Can you update the data, changing every "x-tick-year" to "year-label" and leaving everything else unchanged, with the pictures omitted from your answer?

## Start

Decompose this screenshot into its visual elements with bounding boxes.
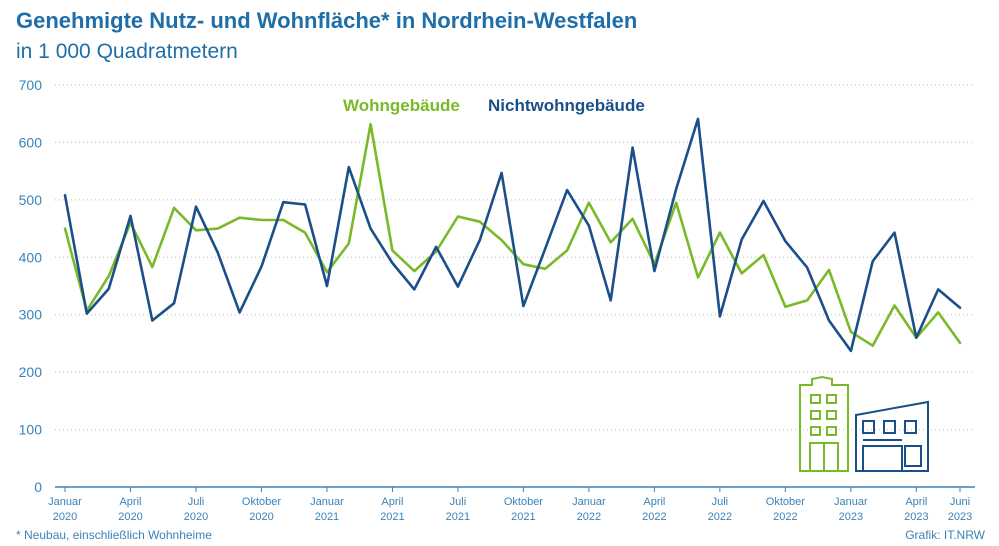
x-tick-year: 2020 bbox=[118, 511, 142, 523]
x-axis: Januar 2020 April 2020 Juli 2020 Oktober 2020 Ja… bbox=[48, 487, 972, 523]
x-tick-year: 2022 bbox=[773, 511, 797, 523]
legend-nichtwohngebaeude: Nichtwohngebäude bbox=[488, 96, 645, 115]
x-tick-label: April bbox=[905, 496, 927, 508]
chart-title: Genehmigte Nutz- und Wohnfläche* in Nord… bbox=[16, 8, 638, 33]
x-tick-label: April bbox=[643, 496, 665, 508]
x-tick-year: 2023 bbox=[904, 511, 928, 523]
x-tick-year: 2021 bbox=[446, 511, 470, 523]
x-tick-label: Juli bbox=[450, 496, 467, 508]
series-line-wohngebaeude bbox=[63, 122, 962, 348]
x-tick-year: 2020 bbox=[249, 511, 273, 523]
y-tick-label: 0 bbox=[34, 479, 42, 495]
x-tick-label: Januar bbox=[572, 496, 606, 508]
x-tick-label: Juli bbox=[188, 496, 205, 508]
x-tick-year: 2021 bbox=[380, 511, 404, 523]
y-tick-label: 700 bbox=[19, 77, 43, 93]
x-tick-year: 2020 bbox=[53, 511, 77, 523]
x-tick-year: 2023 bbox=[839, 511, 863, 523]
series-lines bbox=[63, 117, 962, 353]
x-tick-label: April bbox=[381, 496, 403, 508]
residential-building-icon bbox=[799, 375, 849, 472]
x-tick-year: 2022 bbox=[577, 511, 601, 523]
x-tick-year: 2021 bbox=[315, 511, 339, 523]
x-tick-year: 2022 bbox=[642, 511, 666, 523]
y-tick-label: 600 bbox=[19, 134, 43, 150]
x-tick-label: Oktober bbox=[242, 496, 281, 508]
legend-wohngebaeude: Wohngebäude bbox=[343, 96, 460, 115]
y-tick-label: 100 bbox=[19, 422, 43, 438]
y-tick-label: 300 bbox=[19, 307, 43, 323]
x-tick-year: 2020 bbox=[184, 511, 208, 523]
source-credit: Grafik: IT.NRW bbox=[905, 528, 985, 542]
x-tick-label: Juni bbox=[950, 496, 970, 508]
x-tick-label: April bbox=[119, 496, 141, 508]
x-tick-year: 2023 bbox=[948, 511, 972, 523]
chart-subtitle: in 1 000 Quadratmetern bbox=[16, 40, 238, 63]
x-tick-label: Januar bbox=[48, 496, 82, 508]
y-axis: 0 100 200 300 400 500 600 700 bbox=[19, 77, 43, 495]
series-line-nichtwohngebaeude bbox=[63, 117, 962, 353]
x-tick-label: Juli bbox=[712, 496, 729, 508]
x-tick-year: 2022 bbox=[708, 511, 732, 523]
x-tick-year: 2021 bbox=[511, 511, 535, 523]
y-tick-label: 500 bbox=[19, 192, 43, 208]
y-tick-label: 200 bbox=[19, 364, 43, 380]
x-tick-label: Januar bbox=[834, 496, 868, 508]
commercial-building-icon bbox=[855, 400, 929, 472]
footnote: * Neubau, einschließlich Wohnheime bbox=[16, 528, 212, 542]
x-tick-label: Oktober bbox=[766, 496, 805, 508]
x-tick-label: Oktober bbox=[504, 496, 543, 508]
y-tick-label: 400 bbox=[19, 249, 43, 265]
x-tick-label: Januar bbox=[310, 496, 344, 508]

## End

> _Finished task_
Decompose this screenshot into its visual elements with bounding boxes.
year-label: 2020 bbox=[118, 511, 142, 523]
x-axis: Januar 2020 April 2020 Juli 2020 Oktober 2020 Ja… bbox=[48, 487, 972, 523]
year-label: 2022 bbox=[773, 511, 797, 523]
legend-nichtwohngebaeude: Nichtwohngebäude bbox=[488, 96, 645, 115]
x-tick-label: April bbox=[905, 496, 927, 508]
chart-title: Genehmigte Nutz- und Wohnfläche* in Nord… bbox=[16, 8, 638, 33]
x-tick-label: April bbox=[643, 496, 665, 508]
year-label: 2023 bbox=[904, 511, 928, 523]
year-label: 2021 bbox=[446, 511, 470, 523]
x-tick-label: Juli bbox=[450, 496, 467, 508]
series-line-wohngebaeude bbox=[63, 122, 962, 348]
year-label: 2020 bbox=[249, 511, 273, 523]
y-tick-label: 0 bbox=[34, 479, 42, 495]
x-tick-label: Januar bbox=[572, 496, 606, 508]
x-tick-label: Juli bbox=[188, 496, 205, 508]
year-label: 2021 bbox=[380, 511, 404, 523]
y-tick-label: 700 bbox=[19, 77, 43, 93]
year-label: 2020 bbox=[53, 511, 77, 523]
year-label: 2023 bbox=[839, 511, 863, 523]
series-lines bbox=[63, 117, 962, 353]
x-tick-label: April bbox=[381, 496, 403, 508]
residential-building-icon bbox=[799, 375, 849, 472]
year-label: 2022 bbox=[577, 511, 601, 523]
year-label: 2021 bbox=[315, 511, 339, 523]
year-label: 2022 bbox=[642, 511, 666, 523]
y-tick-label: 600 bbox=[19, 134, 43, 150]
x-tick-label: Oktober bbox=[242, 496, 281, 508]
legend-wohngebaeude: Wohngebäude bbox=[343, 96, 460, 115]
y-tick-label: 100 bbox=[19, 422, 43, 438]
y-tick-label: 300 bbox=[19, 307, 43, 323]
year-label: 2020 bbox=[184, 511, 208, 523]
source-credit: Grafik: IT.NRW bbox=[905, 528, 985, 542]
x-tick-label: Juni bbox=[950, 496, 970, 508]
x-tick-label: April bbox=[119, 496, 141, 508]
year-label: 2023 bbox=[948, 511, 972, 523]
chart-subtitle: in 1 000 Quadratmetern bbox=[16, 40, 238, 63]
x-tick-label: Januar bbox=[48, 496, 82, 508]
y-axis: 0 100 200 300 400 500 600 700 bbox=[19, 77, 43, 495]
series-line-nichtwohngebaeude bbox=[63, 117, 962, 353]
x-tick-label: Juli bbox=[712, 496, 729, 508]
year-label: 2022 bbox=[708, 511, 732, 523]
year-label: 2021 bbox=[511, 511, 535, 523]
y-tick-label: 500 bbox=[19, 192, 43, 208]
y-tick-label: 200 bbox=[19, 364, 43, 380]
x-tick-label: Januar bbox=[834, 496, 868, 508]
commercial-building-icon bbox=[855, 400, 929, 472]
footnote: * Neubau, einschließlich Wohnheime bbox=[16, 528, 212, 542]
x-tick-label: Oktober bbox=[766, 496, 805, 508]
x-tick-label: Oktober bbox=[504, 496, 543, 508]
y-tick-label: 400 bbox=[19, 249, 43, 265]
x-tick-label: Januar bbox=[310, 496, 344, 508]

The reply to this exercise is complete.